╭─ GIVEN DATA

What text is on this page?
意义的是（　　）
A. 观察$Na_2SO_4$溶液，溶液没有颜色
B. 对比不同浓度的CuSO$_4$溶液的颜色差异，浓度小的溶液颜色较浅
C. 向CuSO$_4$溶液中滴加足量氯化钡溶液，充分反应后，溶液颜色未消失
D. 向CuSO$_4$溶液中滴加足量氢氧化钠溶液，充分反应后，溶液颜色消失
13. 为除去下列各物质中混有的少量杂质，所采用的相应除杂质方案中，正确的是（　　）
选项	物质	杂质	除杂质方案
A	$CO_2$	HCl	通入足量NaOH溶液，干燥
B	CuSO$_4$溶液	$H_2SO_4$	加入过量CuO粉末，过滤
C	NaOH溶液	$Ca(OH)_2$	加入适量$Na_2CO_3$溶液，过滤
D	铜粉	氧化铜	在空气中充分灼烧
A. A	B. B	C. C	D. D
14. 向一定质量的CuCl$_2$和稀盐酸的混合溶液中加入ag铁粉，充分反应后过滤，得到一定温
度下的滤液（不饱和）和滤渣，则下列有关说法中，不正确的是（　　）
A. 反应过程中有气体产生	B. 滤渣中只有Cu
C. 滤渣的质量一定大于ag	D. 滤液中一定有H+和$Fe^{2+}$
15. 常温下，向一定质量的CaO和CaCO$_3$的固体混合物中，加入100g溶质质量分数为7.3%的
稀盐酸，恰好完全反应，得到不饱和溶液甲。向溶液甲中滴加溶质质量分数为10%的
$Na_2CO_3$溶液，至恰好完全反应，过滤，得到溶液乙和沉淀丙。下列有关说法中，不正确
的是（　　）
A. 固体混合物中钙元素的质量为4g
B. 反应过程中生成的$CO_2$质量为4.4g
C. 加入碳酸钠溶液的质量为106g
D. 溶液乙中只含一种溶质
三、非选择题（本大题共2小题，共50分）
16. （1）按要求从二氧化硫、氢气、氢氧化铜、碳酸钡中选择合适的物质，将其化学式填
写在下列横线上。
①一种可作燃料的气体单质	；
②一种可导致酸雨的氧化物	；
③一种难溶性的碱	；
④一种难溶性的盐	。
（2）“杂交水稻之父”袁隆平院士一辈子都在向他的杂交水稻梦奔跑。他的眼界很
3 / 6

╰─

• _JOB_: Return a copy of every line that includes the word "向CuSO".

• _OUTPUT FOR THIS TASK_:
C. 向CuSO$_4$溶液中滴加足量氯化钡溶液，充分反应后，溶液颜色未消失
D. 向CuSO$_4$溶液中滴加足量氢氧化钠溶液，充分反应后，溶液颜色消失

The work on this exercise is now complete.